08 Divide & Conquer and Executor Service

Lecture from: 12.03.2024 | Video: Video ETHZ

Parallel Programming: Basic Concepts

Amdahl’s Law: The Limit of Parallel Speedup

Continuation…

What happens if we have an infinite number of processors ($p\to \infty$)?

This is a crucial result. Even with an infinite number of processors, the speedup is limited by the inverse of the sequential fraction. If 10% of the program is sequential ($f=0.1$), the maximum speedup is 10, no matter how many processors you have.

This visually shows the diminishing returns of adding more processors when a portion of the program is inherently sequential.

This is a graph showing the potential speed up for various fractions.

This is another graph showing efficiency.

Remarks about Amdahl’s Law:

• It concerns the maximum speedup. Real-world performance will likely be worse due to overheads and architectural limitations.
• It’s often considered “bad news” because it highlights the limitations of parallelism.
• The key takeaway: All non-parallel parts of a program, no matter how small, can cause problems and limit scalability.
• Amdahl’s Law emphasizes the importance of minimizing the sequential fraction of a program. Even small reductions in the sequential portion can lead to significant performance gains.

Spatial annotation records:
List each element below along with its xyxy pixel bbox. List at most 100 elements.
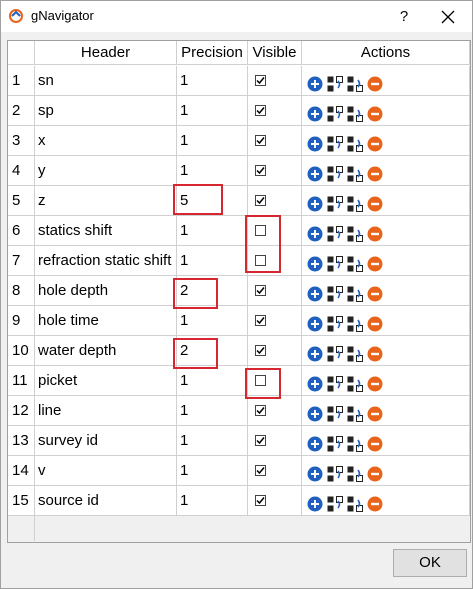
header-cell[interactable]: sn (35, 66, 177, 96)
ok-button[interactable]: OK (393, 549, 467, 577)
remove-icon[interactable] (367, 133, 383, 152)
row-number[interactable]: 11 (8, 366, 35, 396)
move-down-icon[interactable] (347, 373, 363, 392)
move-down-icon[interactable] (347, 313, 363, 332)
header-cell[interactable]: picket (35, 366, 177, 396)
header-cell[interactable]: y (35, 156, 177, 186)
precision-cell[interactable]: 1 (177, 366, 248, 396)
row-number[interactable]: 8 (8, 276, 35, 306)
add-icon[interactable] (307, 463, 323, 482)
row-number[interactable]: 12 (8, 396, 35, 426)
remove-icon[interactable] (367, 403, 383, 422)
add-icon[interactable] (307, 343, 323, 362)
row-number[interactable]: 1 (8, 66, 35, 96)
remove-icon[interactable] (367, 343, 383, 362)
move-down-icon[interactable] (347, 463, 363, 482)
move-up-icon[interactable] (327, 133, 343, 152)
add-icon[interactable] (307, 403, 323, 422)
move-up-icon[interactable] (327, 73, 343, 92)
row-number[interactable]: 2 (8, 96, 35, 126)
row-number[interactable]: 3 (8, 126, 35, 156)
precision-cell[interactable]: 1 (177, 66, 248, 96)
move-down-icon[interactable] (347, 193, 363, 212)
precision-cell[interactable]: 2 (177, 336, 248, 366)
visible-checkbox[interactable] (255, 255, 266, 266)
header-cell[interactable]: water depth (35, 336, 177, 366)
move-down-icon[interactable] (347, 253, 363, 272)
row-number[interactable]: 7 (8, 246, 35, 276)
remove-icon[interactable] (367, 283, 383, 302)
precision-cell[interactable]: 1 (177, 156, 248, 186)
remove-icon[interactable] (367, 73, 383, 92)
visible-checkbox[interactable] (255, 405, 266, 416)
visible-checkbox[interactable] (255, 315, 266, 326)
remove-icon[interactable] (367, 433, 383, 452)
visible-checkbox[interactable] (255, 345, 266, 356)
move-down-icon[interactable] (347, 103, 363, 122)
move-down-icon[interactable] (347, 73, 363, 92)
header-cell[interactable]: v (35, 456, 177, 486)
add-icon[interactable] (307, 373, 323, 392)
precision-cell[interactable]: 1 (177, 456, 248, 486)
row-number[interactable]: 13 (8, 426, 35, 456)
add-icon[interactable] (307, 193, 323, 212)
column-header-actions[interactable]: Actions (302, 41, 470, 65)
precision-cell[interactable]: 1 (177, 306, 248, 336)
precision-cell[interactable]: 1 (177, 96, 248, 126)
move-up-icon[interactable] (327, 433, 343, 452)
precision-cell[interactable]: 2 (177, 276, 248, 306)
header-cell[interactable]: sp (35, 96, 177, 126)
column-header-header[interactable]: Header (35, 41, 177, 65)
add-icon[interactable] (307, 313, 323, 332)
move-down-icon[interactable] (347, 283, 363, 302)
remove-icon[interactable] (367, 463, 383, 482)
precision-cell[interactable]: 1 (177, 486, 248, 516)
remove-icon[interactable] (367, 313, 383, 332)
move-up-icon[interactable] (327, 223, 343, 242)
row-number[interactable]: 6 (8, 216, 35, 246)
remove-icon[interactable] (367, 493, 383, 512)
column-header-precision[interactable]: Precision (177, 41, 248, 65)
add-icon[interactable] (307, 163, 323, 182)
add-icon[interactable] (307, 493, 323, 512)
table-corner[interactable] (8, 41, 35, 65)
visible-checkbox[interactable] (255, 225, 266, 236)
move-up-icon[interactable] (327, 163, 343, 182)
move-down-icon[interactable] (347, 223, 363, 242)
remove-icon[interactable] (367, 253, 383, 272)
precision-cell[interactable]: 1 (177, 126, 248, 156)
row-number[interactable]: 15 (8, 486, 35, 516)
move-down-icon[interactable] (347, 133, 363, 152)
visible-checkbox[interactable] (255, 165, 266, 176)
row-number[interactable]: 4 (8, 156, 35, 186)
precision-cell[interactable]: 1 (177, 216, 248, 246)
column-header-visible[interactable]: Visible (248, 41, 302, 65)
help-button[interactable]: ? (389, 5, 419, 29)
move-down-icon[interactable] (347, 163, 363, 182)
visible-checkbox[interactable] (255, 465, 266, 476)
visible-checkbox[interactable] (255, 495, 266, 506)
header-cell[interactable]: z (35, 186, 177, 216)
visible-checkbox[interactable] (255, 135, 266, 146)
visible-checkbox[interactable] (255, 285, 266, 296)
add-icon[interactable] (307, 103, 323, 122)
header-cell[interactable]: line (35, 396, 177, 426)
header-cell[interactable]: source id (35, 486, 177, 516)
remove-icon[interactable] (367, 163, 383, 182)
move-up-icon[interactable] (327, 403, 343, 422)
visible-checkbox[interactable] (255, 375, 266, 386)
header-cell[interactable]: x (35, 126, 177, 156)
precision-cell[interactable]: 1 (177, 246, 248, 276)
visible-checkbox[interactable] (255, 75, 266, 86)
move-down-icon[interactable] (347, 343, 363, 362)
add-icon[interactable] (307, 133, 323, 152)
visible-checkbox[interactable] (255, 105, 266, 116)
move-up-icon[interactable] (327, 463, 343, 482)
move-down-icon[interactable] (347, 433, 363, 452)
precision-cell[interactable]: 1 (177, 396, 248, 426)
move-up-icon[interactable] (327, 253, 343, 272)
header-cell[interactable]: survey id (35, 426, 177, 456)
row-number[interactable]: 14 (8, 456, 35, 486)
move-up-icon[interactable] (327, 493, 343, 512)
row-number[interactable]: 10 (8, 336, 35, 366)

- _Work to do_
Reproduce the lecture notes on Amdahl's Law above word for word, from the title line through the final bullet point.

- _Result of the exercise_
08 Divide & Conquer and Executor Service

Lecture from: 12.03.2024 | Video: Video ETHZ

Parallel Programming: Basic Concepts

Amdahl’s Law: The Limit of Parallel Speedup

Continuation…

What happens if we have an infinite number of processors ($p\to \infty$)?

This is a crucial result. Even with an infinite number of processors, the speedup is limited by the inverse of the sequential fraction. If 10% of the program is sequential ($f=0.1$), the maximum speedup is 10, no matter how many processors you have.

This visually shows the diminishing returns of adding more processors when a portion of the program is inherently sequential.

This is a graph showing the potential speed up for various fractions.

This is another graph showing efficiency.

Remarks about Amdahl’s Law:

• It concerns the maximum speedup. Real-world performance will likely be worse due to overheads and architectural limitations.
• It’s often considered “bad news” because it highlights the limitations of parallelism.
• The key takeaway: All non-parallel parts of a program, no matter how small, can cause problems and limit scalability.
• Amdahl’s Law emphasizes the importance of minimizing the sequential fraction of a program. Even small reductions in the sequential portion can lead to significant performance gains.